-- start EXCERPTED RECORDS --
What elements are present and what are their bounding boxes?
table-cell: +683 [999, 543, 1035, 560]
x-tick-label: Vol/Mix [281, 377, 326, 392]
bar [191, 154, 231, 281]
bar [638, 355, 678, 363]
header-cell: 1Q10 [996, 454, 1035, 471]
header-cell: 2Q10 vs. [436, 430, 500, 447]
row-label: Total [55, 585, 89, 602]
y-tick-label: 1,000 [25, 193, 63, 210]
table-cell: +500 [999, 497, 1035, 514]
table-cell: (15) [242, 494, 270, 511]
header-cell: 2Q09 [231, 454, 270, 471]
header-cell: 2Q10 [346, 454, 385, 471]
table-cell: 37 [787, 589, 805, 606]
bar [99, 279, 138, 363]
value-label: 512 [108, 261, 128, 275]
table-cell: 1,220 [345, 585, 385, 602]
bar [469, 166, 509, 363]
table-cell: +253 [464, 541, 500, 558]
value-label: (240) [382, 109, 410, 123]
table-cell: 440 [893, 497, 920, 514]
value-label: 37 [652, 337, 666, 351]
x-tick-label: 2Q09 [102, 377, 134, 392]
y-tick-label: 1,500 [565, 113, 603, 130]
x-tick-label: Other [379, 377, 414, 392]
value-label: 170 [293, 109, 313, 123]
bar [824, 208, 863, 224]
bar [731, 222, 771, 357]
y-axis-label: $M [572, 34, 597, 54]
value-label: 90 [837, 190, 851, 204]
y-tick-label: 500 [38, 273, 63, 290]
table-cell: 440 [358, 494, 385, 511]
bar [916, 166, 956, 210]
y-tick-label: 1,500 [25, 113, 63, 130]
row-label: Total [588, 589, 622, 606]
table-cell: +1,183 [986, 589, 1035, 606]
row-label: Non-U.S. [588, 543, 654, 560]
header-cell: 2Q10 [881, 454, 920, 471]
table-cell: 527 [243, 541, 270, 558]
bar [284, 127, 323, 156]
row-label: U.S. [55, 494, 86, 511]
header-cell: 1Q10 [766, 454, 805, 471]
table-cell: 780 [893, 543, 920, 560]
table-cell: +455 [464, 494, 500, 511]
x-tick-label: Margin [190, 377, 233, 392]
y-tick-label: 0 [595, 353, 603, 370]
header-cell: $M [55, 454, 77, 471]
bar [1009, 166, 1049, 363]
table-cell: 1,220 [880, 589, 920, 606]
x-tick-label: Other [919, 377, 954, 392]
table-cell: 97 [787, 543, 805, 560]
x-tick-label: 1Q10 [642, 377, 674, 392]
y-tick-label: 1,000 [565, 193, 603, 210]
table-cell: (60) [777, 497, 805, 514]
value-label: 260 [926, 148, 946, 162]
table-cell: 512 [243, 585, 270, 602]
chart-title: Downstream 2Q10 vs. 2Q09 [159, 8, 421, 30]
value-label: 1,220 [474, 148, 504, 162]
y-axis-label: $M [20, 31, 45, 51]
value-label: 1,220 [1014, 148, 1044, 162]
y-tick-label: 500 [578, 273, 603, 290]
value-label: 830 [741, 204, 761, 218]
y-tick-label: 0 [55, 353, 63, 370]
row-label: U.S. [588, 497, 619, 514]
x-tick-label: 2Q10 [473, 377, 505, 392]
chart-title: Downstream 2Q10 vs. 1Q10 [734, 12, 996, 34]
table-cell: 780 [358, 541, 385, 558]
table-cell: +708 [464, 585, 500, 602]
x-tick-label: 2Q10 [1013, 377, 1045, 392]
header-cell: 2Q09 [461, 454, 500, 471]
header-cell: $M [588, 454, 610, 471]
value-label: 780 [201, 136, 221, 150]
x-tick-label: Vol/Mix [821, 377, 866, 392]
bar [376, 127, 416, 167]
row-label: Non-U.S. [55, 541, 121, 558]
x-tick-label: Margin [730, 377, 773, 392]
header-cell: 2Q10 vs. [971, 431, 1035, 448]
-- end EXCERPTED RECORDS --
**THE EXERCISE**
Put the entries into a numbered list, from their first line through the line containing "row-label: U.S. [588, 497, 619, 514]", with both of those lines included and blank lines left out.

**TASK SOLUTION**
1. What elements are present and what are their bounding boxes?
2. table-cell: +683 [999, 543, 1035, 560]
3. x-tick-label: Vol/Mix [281, 377, 326, 392]
4. bar [191, 154, 231, 281]
5. bar [638, 355, 678, 363]
6. header-cell: 1Q10 [996, 454, 1035, 471]
7. header-cell: 2Q10 vs. [436, 430, 500, 447]
8. row-label: Total [55, 585, 89, 602]
9. y-tick-label: 1,000 [25, 193, 63, 210]
10. table-cell: +500 [999, 497, 1035, 514]
11. table-cell: (15) [242, 494, 270, 511]
12. header-cell: 2Q09 [231, 454, 270, 471]
13. header-cell: 2Q10 [346, 454, 385, 471]
14. table-cell: 37 [787, 589, 805, 606]
15. bar [99, 279, 138, 363]
16. value-label: 512 [108, 261, 128, 275]
17. table-cell: 1,220 [345, 585, 385, 602]
18. bar [469, 166, 509, 363]
19. table-cell: +253 [464, 541, 500, 558]
20. value-label: (240) [382, 109, 410, 123]
21. table-cell: 440 [893, 497, 920, 514]
22. value-label: 37 [652, 337, 666, 351]
23. x-tick-label: 2Q09 [102, 377, 134, 392]
24. y-tick-label: 1,500 [565, 113, 603, 130]
25. x-tick-label: Other [379, 377, 414, 392]
26. value-label: 170 [293, 109, 313, 123]
27. bar [824, 208, 863, 224]
28. bar [731, 222, 771, 357]
29. y-axis-label: $M [572, 34, 597, 54]
30. value-label: 90 [837, 190, 851, 204]
31. y-tick-label: 500 [38, 273, 63, 290]
32. table-cell: 440 [358, 494, 385, 511]
33. bar [916, 166, 956, 210]
34. y-tick-label: 1,500 [25, 113, 63, 130]
35. row-label: Total [588, 589, 622, 606]
36. table-cell: +1,183 [986, 589, 1035, 606]
37. row-label: Non-U.S. [588, 543, 654, 560]
38. header-cell: 2Q10 [881, 454, 920, 471]
39. table-cell: 527 [243, 541, 270, 558]
40. bar [284, 127, 323, 156]
41. row-label: U.S. [55, 494, 86, 511]
42. header-cell: 1Q10 [766, 454, 805, 471]
43. table-cell: 780 [893, 543, 920, 560]
44. table-cell: +455 [464, 494, 500, 511]
45. x-tick-label: Margin [190, 377, 233, 392]
46. y-tick-label: 0 [595, 353, 603, 370]
47. header-cell: $M [55, 454, 77, 471]
48. bar [1009, 166, 1049, 363]
49. table-cell: 1,220 [880, 589, 920, 606]
50. x-tick-label: Other [919, 377, 954, 392]
51. table-cell: 97 [787, 543, 805, 560]
52. x-tick-label: 1Q10 [642, 377, 674, 392]
53. y-tick-label: 1,000 [565, 193, 603, 210]
54. table-cell: (60) [777, 497, 805, 514]
55. value-label: 260 [926, 148, 946, 162]
56. table-cell: 512 [243, 585, 270, 602]
57. chart-title: Downstream 2Q10 vs. 2Q09 [159, 8, 421, 30]
58. value-label: 1,220 [474, 148, 504, 162]
59. y-axis-label: $M [20, 31, 45, 51]
60. value-label: 1,220 [1014, 148, 1044, 162]
61. y-tick-label: 500 [578, 273, 603, 290]
62. value-label: 830 [741, 204, 761, 218]
63. y-tick-label: 0 [55, 353, 63, 370]
64. row-label: U.S. [588, 497, 619, 514]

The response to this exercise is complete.